> _EXERCISE_
Copy out the complete listing, word for word.

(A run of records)

##############################

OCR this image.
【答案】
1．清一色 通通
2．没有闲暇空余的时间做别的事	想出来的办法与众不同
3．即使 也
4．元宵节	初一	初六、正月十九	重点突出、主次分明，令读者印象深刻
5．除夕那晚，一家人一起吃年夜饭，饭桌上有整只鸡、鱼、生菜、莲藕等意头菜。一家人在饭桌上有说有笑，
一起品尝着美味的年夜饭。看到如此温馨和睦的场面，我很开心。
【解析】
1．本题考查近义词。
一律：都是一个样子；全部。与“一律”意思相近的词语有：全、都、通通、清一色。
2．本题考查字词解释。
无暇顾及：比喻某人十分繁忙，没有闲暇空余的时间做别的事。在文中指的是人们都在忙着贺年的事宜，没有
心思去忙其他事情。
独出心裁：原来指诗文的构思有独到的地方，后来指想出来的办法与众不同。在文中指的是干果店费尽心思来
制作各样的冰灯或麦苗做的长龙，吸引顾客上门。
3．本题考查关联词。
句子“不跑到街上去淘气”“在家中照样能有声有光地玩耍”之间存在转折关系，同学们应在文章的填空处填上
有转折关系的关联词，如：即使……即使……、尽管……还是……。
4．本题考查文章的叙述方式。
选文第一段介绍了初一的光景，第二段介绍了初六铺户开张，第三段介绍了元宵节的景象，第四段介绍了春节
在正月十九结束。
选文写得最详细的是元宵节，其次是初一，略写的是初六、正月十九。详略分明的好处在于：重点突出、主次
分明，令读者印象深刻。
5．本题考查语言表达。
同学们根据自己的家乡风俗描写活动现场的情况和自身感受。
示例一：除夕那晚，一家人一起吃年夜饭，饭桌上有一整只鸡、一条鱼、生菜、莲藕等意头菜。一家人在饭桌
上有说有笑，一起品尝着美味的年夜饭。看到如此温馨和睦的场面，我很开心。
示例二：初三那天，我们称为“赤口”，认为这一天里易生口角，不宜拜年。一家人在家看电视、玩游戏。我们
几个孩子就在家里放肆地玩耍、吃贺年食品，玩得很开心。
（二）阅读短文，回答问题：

##############################

> _CORRECT ANSWER_
OCR this image.
【答案】
1．清一色 通通
2．没有闲暇空余的时间做别的事	想出来的办法与众不同
3．即使 也
4．元宵节	初一	初六、正月十九	重点突出、主次分明，令读者印象深刻
5．除夕那晚，一家人一起吃年夜饭，饭桌上有整只鸡、鱼、生菜、莲藕等意头菜。一家人在饭桌上有说有笑，
一起品尝着美味的年夜饭。看到如此温馨和睦的场面，我很开心。
【解析】
1．本题考查近义词。
一律：都是一个样子；全部。与“一律”意思相近的词语有：全、都、通通、清一色。
2．本题考查字词解释。
无暇顾及：比喻某人十分繁忙，没有闲暇空余的时间做别的事。在文中指的是人们都在忙着贺年的事宜，没有
心思去忙其他事情。
独出心裁：原来指诗文的构思有独到的地方，后来指想出来的办法与众不同。在文中指的是干果店费尽心思来
制作各样的冰灯或麦苗做的长龙，吸引顾客上门。
3．本题考查关联词。
句子“不跑到街上去淘气”“在家中照样能有声有光地玩耍”之间存在转折关系，同学们应在文章的填空处填上
有转折关系的关联词，如：即使……即使……、尽管……还是……。
4．本题考查文章的叙述方式。
选文第一段介绍了初一的光景，第二段介绍了初六铺户开张，第三段介绍了元宵节的景象，第四段介绍了春节
在正月十九结束。
选文写得最详细的是元宵节，其次是初一，略写的是初六、正月十九。详略分明的好处在于：重点突出、主次
分明，令读者印象深刻。
5．本题考查语言表达。
同学们根据自己的家乡风俗描写活动现场的情况和自身感受。
示例一：除夕那晚，一家人一起吃年夜饭，饭桌上有一整只鸡、一条鱼、生菜、莲藕等意头菜。一家人在饭桌
上有说有笑，一起品尝着美味的年夜饭。看到如此温馨和睦的场面，我很开心。
示例二：初三那天，我们称为“赤口”，认为这一天里易生口角，不宜拜年。一家人在家看电视、玩游戏。我们
几个孩子就在家里放肆地玩耍、吃贺年食品，玩得很开心。
（二）阅读短文，回答问题：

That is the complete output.